### TASK STATEMENT
Beneath this task is a listing; retype all of it exactly.

### RECORDS
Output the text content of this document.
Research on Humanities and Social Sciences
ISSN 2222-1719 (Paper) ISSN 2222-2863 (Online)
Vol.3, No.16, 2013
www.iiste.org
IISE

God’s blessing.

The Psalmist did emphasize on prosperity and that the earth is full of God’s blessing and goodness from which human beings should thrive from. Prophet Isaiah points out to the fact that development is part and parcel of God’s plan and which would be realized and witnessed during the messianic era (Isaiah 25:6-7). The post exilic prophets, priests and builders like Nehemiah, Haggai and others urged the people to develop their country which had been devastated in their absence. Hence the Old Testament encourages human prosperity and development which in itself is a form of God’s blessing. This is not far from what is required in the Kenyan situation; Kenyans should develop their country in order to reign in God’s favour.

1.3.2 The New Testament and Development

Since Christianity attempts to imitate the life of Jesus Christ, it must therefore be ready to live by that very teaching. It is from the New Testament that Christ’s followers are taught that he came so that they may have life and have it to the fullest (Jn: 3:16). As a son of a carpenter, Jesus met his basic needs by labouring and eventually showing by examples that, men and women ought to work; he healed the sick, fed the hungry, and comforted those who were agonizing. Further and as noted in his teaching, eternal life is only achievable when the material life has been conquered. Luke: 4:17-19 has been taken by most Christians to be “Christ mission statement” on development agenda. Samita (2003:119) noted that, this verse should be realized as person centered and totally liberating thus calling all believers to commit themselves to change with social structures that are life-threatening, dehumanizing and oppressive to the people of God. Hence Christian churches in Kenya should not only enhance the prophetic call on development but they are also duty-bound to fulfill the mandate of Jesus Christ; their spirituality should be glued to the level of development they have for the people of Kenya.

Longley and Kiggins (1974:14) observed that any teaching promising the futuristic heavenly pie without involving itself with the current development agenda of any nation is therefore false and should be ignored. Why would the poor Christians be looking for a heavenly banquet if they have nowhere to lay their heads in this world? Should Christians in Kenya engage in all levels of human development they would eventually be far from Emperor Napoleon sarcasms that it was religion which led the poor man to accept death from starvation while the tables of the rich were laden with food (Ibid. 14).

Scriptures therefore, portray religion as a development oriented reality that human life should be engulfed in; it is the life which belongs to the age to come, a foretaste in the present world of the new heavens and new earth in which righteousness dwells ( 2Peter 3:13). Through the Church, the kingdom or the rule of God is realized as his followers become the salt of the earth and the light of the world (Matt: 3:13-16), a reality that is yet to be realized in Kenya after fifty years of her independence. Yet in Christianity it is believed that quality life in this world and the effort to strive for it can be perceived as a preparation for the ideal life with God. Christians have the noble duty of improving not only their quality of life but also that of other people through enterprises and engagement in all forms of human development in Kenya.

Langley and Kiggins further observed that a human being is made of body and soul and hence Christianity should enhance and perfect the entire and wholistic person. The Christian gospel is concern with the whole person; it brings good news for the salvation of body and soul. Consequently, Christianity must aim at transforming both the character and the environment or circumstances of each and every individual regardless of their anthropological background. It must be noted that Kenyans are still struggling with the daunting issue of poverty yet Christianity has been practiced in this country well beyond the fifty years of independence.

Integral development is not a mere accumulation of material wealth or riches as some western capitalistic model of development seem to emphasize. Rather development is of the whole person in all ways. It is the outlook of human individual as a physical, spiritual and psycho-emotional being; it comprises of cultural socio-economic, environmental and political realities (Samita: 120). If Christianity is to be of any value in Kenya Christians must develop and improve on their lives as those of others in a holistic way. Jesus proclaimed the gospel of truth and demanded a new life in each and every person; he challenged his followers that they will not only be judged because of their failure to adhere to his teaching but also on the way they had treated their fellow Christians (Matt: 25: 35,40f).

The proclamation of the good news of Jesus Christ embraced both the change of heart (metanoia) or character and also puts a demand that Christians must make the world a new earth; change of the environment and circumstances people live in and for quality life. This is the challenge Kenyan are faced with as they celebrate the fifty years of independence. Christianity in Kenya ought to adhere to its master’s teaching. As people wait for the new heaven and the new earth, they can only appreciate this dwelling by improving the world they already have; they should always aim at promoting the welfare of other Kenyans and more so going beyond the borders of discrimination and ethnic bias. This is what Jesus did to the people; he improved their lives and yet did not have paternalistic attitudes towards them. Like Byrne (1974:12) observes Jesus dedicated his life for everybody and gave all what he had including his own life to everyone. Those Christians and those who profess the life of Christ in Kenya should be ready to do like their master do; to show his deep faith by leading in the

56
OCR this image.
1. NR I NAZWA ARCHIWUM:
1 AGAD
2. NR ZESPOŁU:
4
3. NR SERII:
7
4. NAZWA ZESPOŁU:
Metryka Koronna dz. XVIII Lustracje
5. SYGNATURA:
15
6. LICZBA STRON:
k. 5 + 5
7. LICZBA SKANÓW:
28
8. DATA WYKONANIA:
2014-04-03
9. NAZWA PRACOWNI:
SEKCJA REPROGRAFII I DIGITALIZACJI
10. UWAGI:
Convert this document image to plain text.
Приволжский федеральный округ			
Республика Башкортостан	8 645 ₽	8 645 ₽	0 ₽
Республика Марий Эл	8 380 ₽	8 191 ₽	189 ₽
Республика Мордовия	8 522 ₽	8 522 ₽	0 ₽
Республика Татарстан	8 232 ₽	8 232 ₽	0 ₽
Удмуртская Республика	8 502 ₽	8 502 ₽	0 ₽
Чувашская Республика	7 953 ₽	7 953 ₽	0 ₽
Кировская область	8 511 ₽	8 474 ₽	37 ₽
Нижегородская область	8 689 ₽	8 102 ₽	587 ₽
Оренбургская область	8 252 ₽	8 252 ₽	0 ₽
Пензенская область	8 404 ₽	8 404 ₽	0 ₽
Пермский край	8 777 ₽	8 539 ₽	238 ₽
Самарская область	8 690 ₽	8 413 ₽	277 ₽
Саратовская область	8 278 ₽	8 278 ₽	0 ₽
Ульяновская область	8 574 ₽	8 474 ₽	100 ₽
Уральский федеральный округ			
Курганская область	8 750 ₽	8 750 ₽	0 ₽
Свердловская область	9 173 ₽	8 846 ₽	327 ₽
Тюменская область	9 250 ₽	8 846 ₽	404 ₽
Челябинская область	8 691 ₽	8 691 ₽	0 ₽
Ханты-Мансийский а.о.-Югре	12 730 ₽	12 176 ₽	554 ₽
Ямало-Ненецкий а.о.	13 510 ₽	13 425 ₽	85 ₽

### EXERCISE RESULT
Output the text content of this document.
Research on Humanities and Social Sciences
ISSN 2222-1719 (Paper) ISSN 2222-2863 (Online)
Vol.3, No.16, 2013
www.iiste.org
IISE

God’s blessing.

The Psalmist did emphasize on prosperity and that the earth is full of God’s blessing and goodness from which human beings should thrive from. Prophet Isaiah points out to the fact that development is part and parcel of God’s plan and which would be realized and witnessed during the messianic era (Isaiah 25:6-7). The post exilic prophets, priests and builders like Nehemiah, Haggai and others urged the people to develop their country which had been devastated in their absence. Hence the Old Testament encourages human prosperity and development which in itself is a form of God’s blessing. This is not far from what is required in the Kenyan situation; Kenyans should develop their country in order to reign in God’s favour.

1.3.2 The New Testament and Development

Since Christianity attempts to imitate the life of Jesus Christ, it must therefore be ready to live by that very teaching. It is from the New Testament that Christ’s followers are taught that he came so that they may have life and have it to the fullest (Jn: 3:16). As a son of a carpenter, Jesus met his basic needs by labouring and eventually showing by examples that, men and women ought to work; he healed the sick, fed the hungry, and comforted those who were agonizing. Further and as noted in his teaching, eternal life is only achievable when the material life has been conquered. Luke: 4:17-19 has been taken by most Christians to be “Christ mission statement” on development agenda. Samita (2003:119) noted that, this verse should be realized as person centered and totally liberating thus calling all believers to commit themselves to change with social structures that are life-threatening, dehumanizing and oppressive to the people of God. Hence Christian churches in Kenya should not only enhance the prophetic call on development but they are also duty-bound to fulfill the mandate of Jesus Christ; their spirituality should be glued to the level of development they have for the people of Kenya.

Longley and Kiggins (1974:14) observed that any teaching promising the futuristic heavenly pie without involving itself with the current development agenda of any nation is therefore false and should be ignored. Why would the poor Christians be looking for a heavenly banquet if they have nowhere to lay their heads in this world? Should Christians in Kenya engage in all levels of human development they would eventually be far from Emperor Napoleon sarcasms that it was religion which led the poor man to accept death from starvation while the tables of the rich were laden with food (Ibid. 14).

Scriptures therefore, portray religion as a development oriented reality that human life should be engulfed in; it is the life which belongs to the age to come, a foretaste in the present world of the new heavens and new earth in which righteousness dwells ( 2Peter 3:13). Through the Church, the kingdom or the rule of God is realized as his followers become the salt of the earth and the light of the world (Matt: 3:13-16), a reality that is yet to be realized in Kenya after fifty years of her independence. Yet in Christianity it is believed that quality life in this world and the effort to strive for it can be perceived as a preparation for the ideal life with God. Christians have the noble duty of improving not only their quality of life but also that of other people through enterprises and engagement in all forms of human development in Kenya.

Langley and Kiggins further observed that a human being is made of body and soul and hence Christianity should enhance and perfect the entire and wholistic person. The Christian gospel is concern with the whole person; it brings good news for the salvation of body and soul. Consequently, Christianity must aim at transforming both the character and the environment or circumstances of each and every individual regardless of their anthropological background. It must be noted that Kenyans are still struggling with the daunting issue of poverty yet Christianity has been practiced in this country well beyond the fifty years of independence.

Integral development is not a mere accumulation of material wealth or riches as some western capitalistic model of development seem to emphasize. Rather development is of the whole person in all ways. It is the outlook of human individual as a physical, spiritual and psycho-emotional being; it comprises of cultural socio-economic, environmental and political realities (Samita: 120). If Christianity is to be of any value in Kenya Christians must develop and improve on their lives as those of others in a holistic way. Jesus proclaimed the gospel of truth and demanded a new life in each and every person; he challenged his followers that they will not only be judged because of their failure to adhere to his teaching but also on the way they had treated their fellow Christians (Matt: 25: 35,40f).

The proclamation of the good news of Jesus Christ embraced both the change of heart (metanoia) or character and also puts a demand that Christians must make the world a new earth; change of the environment and circumstances people live in and for quality life. This is the challenge Kenyan are faced with as they celebrate the fifty years of independence. Christianity in Kenya ought to adhere to its master’s teaching. As people wait for the new heaven and the new earth, they can only appreciate this dwelling by improving the world they already have; they should always aim at promoting the welfare of other Kenyans and more so going beyond the borders of discrimination and ethnic bias. This is what Jesus did to the people; he improved their lives and yet did not have paternalistic attitudes towards them. Like Byrne (1974:12) observes Jesus dedicated his life for everybody and gave all what he had including his own life to everyone. Those Christians and those who profess the life of Christ in Kenya should be ready to do like their master do; to show his deep faith by leading in the

56
OCR this image.
1. NR I NAZWA ARCHIWUM:
1 AGAD
2. NR ZESPOŁU:
4
3. NR SERII:
7
4. NAZWA ZESPOŁU:
Metryka Koronna dz. XVIII Lustracje
5. SYGNATURA:
15
6. LICZBA STRON:
k. 5 + 5
7. LICZBA SKANÓW:
28
8. DATA WYKONANIA:
2014-04-03
9. NAZWA PRACOWNI:
SEKCJA REPROGRAFII I DIGITALIZACJI
10. UWAGI:
Convert this document image to plain text.
Приволжский федеральный округ			
Республика Башкортостан	8 645 ₽	8 645 ₽	0 ₽
Республика Марий Эл	8 380 ₽	8 191 ₽	189 ₽
Республика Мордовия	8 522 ₽	8 522 ₽	0 ₽
Республика Татарстан	8 232 ₽	8 232 ₽	0 ₽
Удмуртская Республика	8 502 ₽	8 502 ₽	0 ₽
Чувашская Республика	7 953 ₽	7 953 ₽	0 ₽
Кировская область	8 511 ₽	8 474 ₽	37 ₽
Нижегородская область	8 689 ₽	8 102 ₽	587 ₽
Оренбургская область	8 252 ₽	8 252 ₽	0 ₽
Пензенская область	8 404 ₽	8 404 ₽	0 ₽
Пермский край	8 777 ₽	8 539 ₽	238 ₽
Самарская область	8 690 ₽	8 413 ₽	277 ₽
Саратовская область	8 278 ₽	8 278 ₽	0 ₽
Ульяновская область	8 574 ₽	8 474 ₽	100 ₽
Уральский федеральный округ			
Курганская область	8 750 ₽	8 750 ₽	0 ₽
Свердловская область	9 173 ₽	8 846 ₽	327 ₽
Тюменская область	9 250 ₽	8 846 ₽	404 ₽
Челябинская область	8 691 ₽	8 691 ₽	0 ₽
Ханты-Мансийский а.о.-Югре	12 730 ₽	12 176 ₽	554 ₽
Ямало-Ненецкий а.о.	13 510 ₽	13 425 ₽	85 ₽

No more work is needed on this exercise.